Data entries:
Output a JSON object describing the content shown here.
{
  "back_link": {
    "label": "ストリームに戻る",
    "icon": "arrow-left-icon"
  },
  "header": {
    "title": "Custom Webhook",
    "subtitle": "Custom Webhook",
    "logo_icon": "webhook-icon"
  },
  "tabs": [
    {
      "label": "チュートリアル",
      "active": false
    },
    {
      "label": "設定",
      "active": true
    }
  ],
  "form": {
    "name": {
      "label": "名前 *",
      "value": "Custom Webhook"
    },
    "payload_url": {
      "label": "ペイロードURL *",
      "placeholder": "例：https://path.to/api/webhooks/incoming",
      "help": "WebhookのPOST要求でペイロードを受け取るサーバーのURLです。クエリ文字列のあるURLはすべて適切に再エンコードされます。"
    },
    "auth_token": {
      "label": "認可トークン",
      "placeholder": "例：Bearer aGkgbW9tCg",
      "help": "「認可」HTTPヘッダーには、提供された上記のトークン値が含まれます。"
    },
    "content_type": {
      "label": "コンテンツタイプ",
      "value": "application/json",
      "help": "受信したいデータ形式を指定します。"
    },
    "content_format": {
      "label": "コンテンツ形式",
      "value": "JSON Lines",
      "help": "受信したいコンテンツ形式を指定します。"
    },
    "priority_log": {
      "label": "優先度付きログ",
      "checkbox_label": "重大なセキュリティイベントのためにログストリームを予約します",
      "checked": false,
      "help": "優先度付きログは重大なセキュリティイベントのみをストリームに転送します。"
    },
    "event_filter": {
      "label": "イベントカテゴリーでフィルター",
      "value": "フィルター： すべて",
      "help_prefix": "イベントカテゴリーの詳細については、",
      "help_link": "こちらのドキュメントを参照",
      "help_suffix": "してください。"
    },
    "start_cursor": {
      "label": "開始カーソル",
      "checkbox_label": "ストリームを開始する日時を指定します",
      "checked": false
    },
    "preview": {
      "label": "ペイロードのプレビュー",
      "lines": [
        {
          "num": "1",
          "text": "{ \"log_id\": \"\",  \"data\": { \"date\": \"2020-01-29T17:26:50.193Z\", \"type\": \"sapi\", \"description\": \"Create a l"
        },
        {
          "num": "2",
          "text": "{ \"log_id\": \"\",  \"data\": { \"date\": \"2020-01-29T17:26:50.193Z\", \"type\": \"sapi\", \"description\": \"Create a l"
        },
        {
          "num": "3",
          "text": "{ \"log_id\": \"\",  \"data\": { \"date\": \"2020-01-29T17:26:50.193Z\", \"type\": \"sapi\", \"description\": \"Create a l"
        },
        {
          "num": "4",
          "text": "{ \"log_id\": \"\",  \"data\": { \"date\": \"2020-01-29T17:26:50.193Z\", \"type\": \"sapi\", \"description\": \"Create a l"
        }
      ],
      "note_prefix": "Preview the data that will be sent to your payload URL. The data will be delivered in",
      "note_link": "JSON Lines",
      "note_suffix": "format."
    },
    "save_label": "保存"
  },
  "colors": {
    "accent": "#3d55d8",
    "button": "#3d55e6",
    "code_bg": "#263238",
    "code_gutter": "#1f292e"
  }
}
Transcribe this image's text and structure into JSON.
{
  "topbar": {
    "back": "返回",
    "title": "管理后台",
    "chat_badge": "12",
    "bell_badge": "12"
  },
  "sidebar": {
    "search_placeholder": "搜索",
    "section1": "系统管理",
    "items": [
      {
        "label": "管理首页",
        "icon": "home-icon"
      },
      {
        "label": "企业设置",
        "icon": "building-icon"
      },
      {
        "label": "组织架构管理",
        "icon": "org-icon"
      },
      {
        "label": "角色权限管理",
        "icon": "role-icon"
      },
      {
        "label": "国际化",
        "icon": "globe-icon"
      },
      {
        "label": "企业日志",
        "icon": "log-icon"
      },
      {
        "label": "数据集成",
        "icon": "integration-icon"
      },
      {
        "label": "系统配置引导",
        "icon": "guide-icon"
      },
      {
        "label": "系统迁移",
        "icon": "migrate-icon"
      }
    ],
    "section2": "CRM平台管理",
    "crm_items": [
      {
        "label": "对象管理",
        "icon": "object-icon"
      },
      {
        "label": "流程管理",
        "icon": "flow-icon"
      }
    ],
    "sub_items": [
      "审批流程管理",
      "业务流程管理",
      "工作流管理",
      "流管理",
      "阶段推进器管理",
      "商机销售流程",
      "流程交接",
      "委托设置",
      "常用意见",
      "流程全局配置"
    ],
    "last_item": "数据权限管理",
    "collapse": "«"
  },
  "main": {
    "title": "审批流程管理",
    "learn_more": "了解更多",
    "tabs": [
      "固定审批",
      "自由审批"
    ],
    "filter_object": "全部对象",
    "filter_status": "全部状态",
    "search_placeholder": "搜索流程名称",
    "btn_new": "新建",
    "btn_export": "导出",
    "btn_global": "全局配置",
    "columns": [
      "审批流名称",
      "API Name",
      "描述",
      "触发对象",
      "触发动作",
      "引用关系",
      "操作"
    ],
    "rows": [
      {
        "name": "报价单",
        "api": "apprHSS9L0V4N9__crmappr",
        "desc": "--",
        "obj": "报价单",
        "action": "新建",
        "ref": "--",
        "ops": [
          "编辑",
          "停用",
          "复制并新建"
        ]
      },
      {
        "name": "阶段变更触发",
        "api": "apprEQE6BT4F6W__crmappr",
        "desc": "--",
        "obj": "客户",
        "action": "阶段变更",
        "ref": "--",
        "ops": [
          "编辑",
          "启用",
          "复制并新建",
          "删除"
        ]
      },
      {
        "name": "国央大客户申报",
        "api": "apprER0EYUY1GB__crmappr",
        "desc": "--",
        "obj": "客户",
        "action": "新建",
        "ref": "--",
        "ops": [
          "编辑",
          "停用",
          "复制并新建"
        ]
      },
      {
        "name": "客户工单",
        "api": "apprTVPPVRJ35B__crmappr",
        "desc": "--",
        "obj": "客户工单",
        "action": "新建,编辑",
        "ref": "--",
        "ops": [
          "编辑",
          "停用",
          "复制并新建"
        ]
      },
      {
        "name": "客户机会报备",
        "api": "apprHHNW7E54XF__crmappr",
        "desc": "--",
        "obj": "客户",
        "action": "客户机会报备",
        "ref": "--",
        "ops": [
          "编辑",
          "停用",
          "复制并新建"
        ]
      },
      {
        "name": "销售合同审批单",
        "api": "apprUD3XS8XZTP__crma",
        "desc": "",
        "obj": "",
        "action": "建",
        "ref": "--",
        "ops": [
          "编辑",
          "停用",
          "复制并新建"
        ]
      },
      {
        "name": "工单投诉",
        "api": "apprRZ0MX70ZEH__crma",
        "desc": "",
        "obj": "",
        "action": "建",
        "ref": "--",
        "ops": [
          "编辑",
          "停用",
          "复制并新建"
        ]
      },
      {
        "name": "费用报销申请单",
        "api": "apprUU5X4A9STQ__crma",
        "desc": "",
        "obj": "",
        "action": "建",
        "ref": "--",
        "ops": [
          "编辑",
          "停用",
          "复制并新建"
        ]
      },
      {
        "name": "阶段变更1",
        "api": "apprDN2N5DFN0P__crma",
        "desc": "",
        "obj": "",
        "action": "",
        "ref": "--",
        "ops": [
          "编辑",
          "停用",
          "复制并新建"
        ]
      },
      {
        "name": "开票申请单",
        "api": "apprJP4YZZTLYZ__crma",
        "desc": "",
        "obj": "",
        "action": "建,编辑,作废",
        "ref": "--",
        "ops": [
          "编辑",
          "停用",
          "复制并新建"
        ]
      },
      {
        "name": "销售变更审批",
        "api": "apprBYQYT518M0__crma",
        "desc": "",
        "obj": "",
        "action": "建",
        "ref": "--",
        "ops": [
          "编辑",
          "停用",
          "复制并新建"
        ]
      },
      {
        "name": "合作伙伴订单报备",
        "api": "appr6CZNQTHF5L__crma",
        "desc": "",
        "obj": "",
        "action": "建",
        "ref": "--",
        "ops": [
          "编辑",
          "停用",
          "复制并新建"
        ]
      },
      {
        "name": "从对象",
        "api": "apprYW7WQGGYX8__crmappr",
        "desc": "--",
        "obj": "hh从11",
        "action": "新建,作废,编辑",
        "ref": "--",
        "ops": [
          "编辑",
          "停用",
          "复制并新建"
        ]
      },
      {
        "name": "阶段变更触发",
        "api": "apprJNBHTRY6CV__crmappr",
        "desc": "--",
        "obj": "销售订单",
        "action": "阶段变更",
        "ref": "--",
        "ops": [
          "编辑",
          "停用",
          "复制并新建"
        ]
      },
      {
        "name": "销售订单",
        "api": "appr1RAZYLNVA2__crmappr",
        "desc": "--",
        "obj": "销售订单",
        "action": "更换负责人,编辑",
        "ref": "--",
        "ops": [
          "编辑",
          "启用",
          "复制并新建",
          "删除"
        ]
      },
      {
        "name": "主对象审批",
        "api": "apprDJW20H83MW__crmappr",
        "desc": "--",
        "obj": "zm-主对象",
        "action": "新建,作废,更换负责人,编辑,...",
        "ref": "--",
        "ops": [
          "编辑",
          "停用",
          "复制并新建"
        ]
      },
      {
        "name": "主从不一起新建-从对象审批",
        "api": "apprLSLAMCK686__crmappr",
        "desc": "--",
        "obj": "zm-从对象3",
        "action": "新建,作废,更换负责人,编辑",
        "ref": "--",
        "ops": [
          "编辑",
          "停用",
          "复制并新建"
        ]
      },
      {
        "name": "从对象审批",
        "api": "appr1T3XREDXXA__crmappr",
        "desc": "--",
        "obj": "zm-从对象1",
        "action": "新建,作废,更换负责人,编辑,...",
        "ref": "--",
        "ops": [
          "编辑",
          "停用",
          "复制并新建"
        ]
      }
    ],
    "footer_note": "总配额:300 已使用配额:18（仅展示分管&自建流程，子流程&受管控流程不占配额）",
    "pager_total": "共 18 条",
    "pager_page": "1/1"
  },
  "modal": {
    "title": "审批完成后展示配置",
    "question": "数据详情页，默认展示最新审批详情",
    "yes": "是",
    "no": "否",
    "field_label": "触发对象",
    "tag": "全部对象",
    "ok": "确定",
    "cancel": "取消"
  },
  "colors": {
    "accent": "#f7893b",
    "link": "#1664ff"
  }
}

What to do: Gather up every line in the data above that contains the word "false", copying each one.

Answer to this exercise:
      "active": false
      "checked": false,
      "checked": false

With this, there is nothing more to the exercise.